Your instructions
Write out each line of the listing as it stands, without the images.

Stored data entries:
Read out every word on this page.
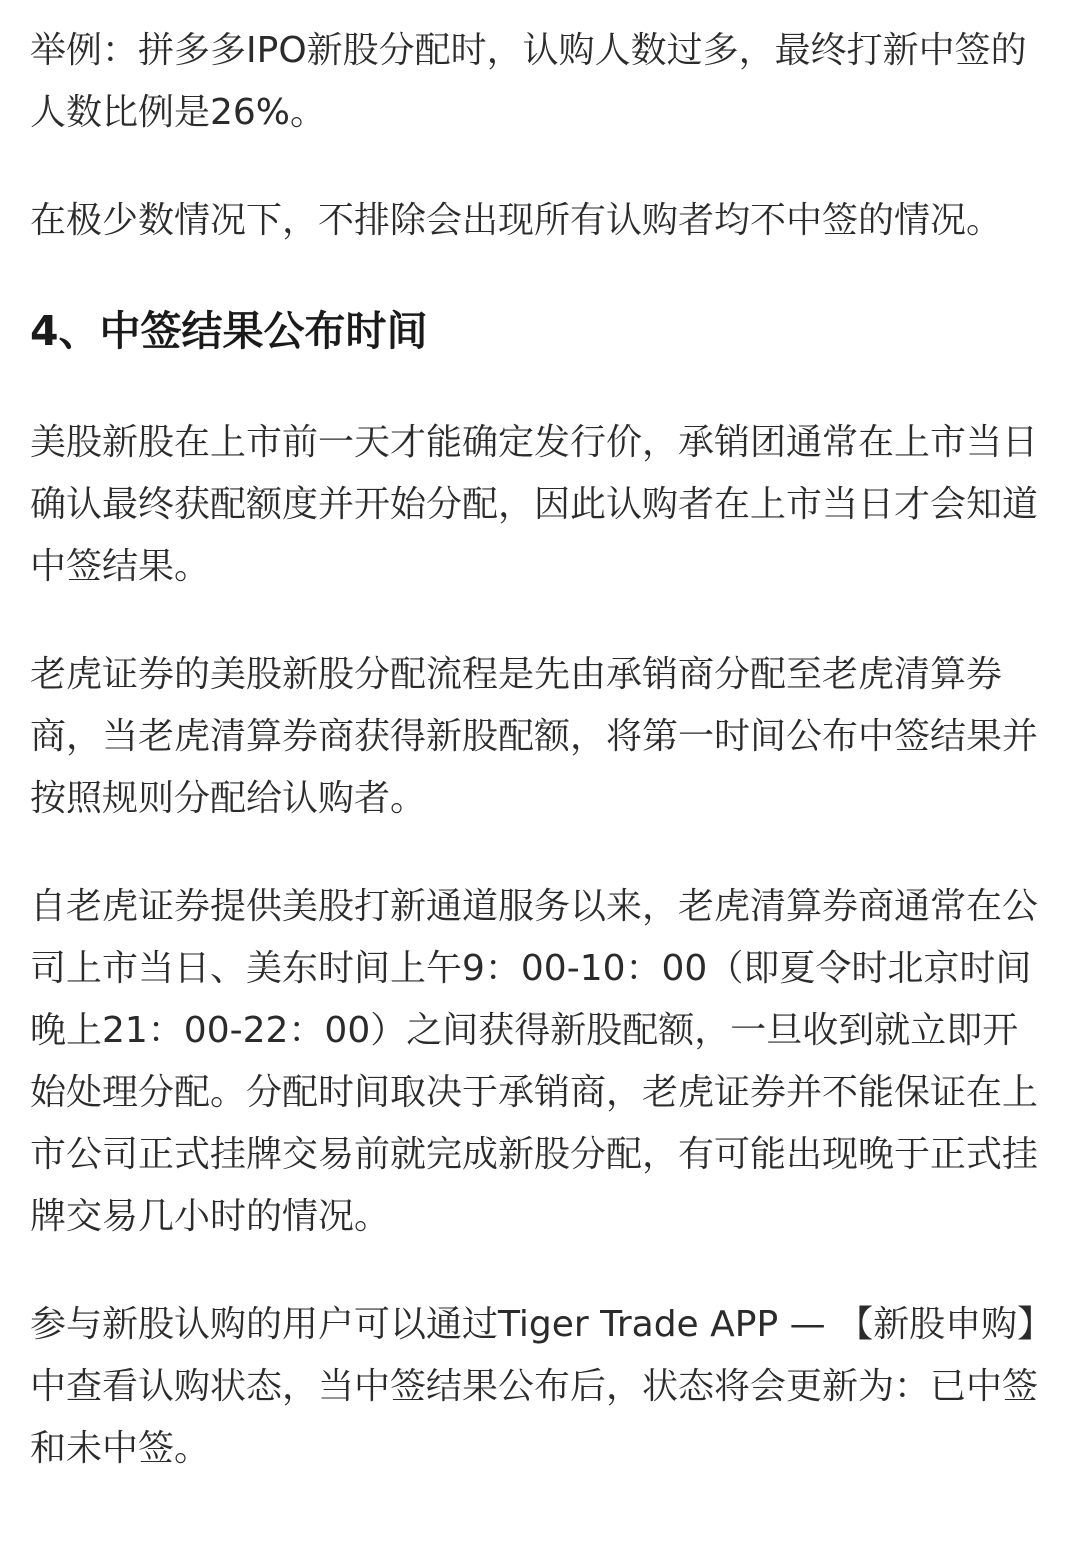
举例：拼多多IPO新股分配时，认购人数过多，最终打新中签的人数比例是26%。

在极少数情况下，不排除会出现所有认购者均不中签的情况。

4、中签结果公布时间

美股新股在上市前一天才能确定发行价，承销团通常在上市当日确认最终获配额度并开始分配，因此认购者在上市当日才会知道中签结果。

老虎证券的美股新股分配流程是先由承销商分配至老虎清算券商，当老虎清算券商获得新股配额，将第一时间公布中签结果并按照规则分配给认购者。

自老虎证券提供美股打新通道服务以来，老虎清算券商通常在公司上市当日、美东时间上午9：00-10：00（即夏令时北京时间晚上21：00-22：00）之间获得新股配额，一旦收到就立即开始处理分配。分配时间取决于承销商，老虎证券并不能保证在上市公司正式挂牌交易前就完成新股分配，有可能出现晚于正式挂牌交易几小时的情况。

参与新股认购的用户可以通过Tiger Trade APP — 【新股申购】中查看认购状态，当中签结果公布后，状态将会更新为：已中签和未中签。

The solution
Read out every word on this page.
举例：拼多多IPO新股分配时，认购人数过多，最终打新中签的人数比例是26%。

在极少数情况下，不排除会出现所有认购者均不中签的情况。

4、中签结果公布时间

美股新股在上市前一天才能确定发行价，承销团通常在上市当日确认最终获配额度并开始分配，因此认购者在上市当日才会知道中签结果。

老虎证券的美股新股分配流程是先由承销商分配至老虎清算券商，当老虎清算券商获得新股配额，将第一时间公布中签结果并按照规则分配给认购者。

自老虎证券提供美股打新通道服务以来，老虎清算券商通常在公司上市当日、美东时间上午9：00-10：00（即夏令时北京时间晚上21：00-22：00）之间获得新股配额，一旦收到就立即开始处理分配。分配时间取决于承销商，老虎证券并不能保证在上市公司正式挂牌交易前就完成新股分配，有可能出现晚于正式挂牌交易几小时的情况。

参与新股认购的用户可以通过Tiger Trade APP — 【新股申购】中查看认购状态，当中签结果公布后，状态将会更新为：已中签和未中签。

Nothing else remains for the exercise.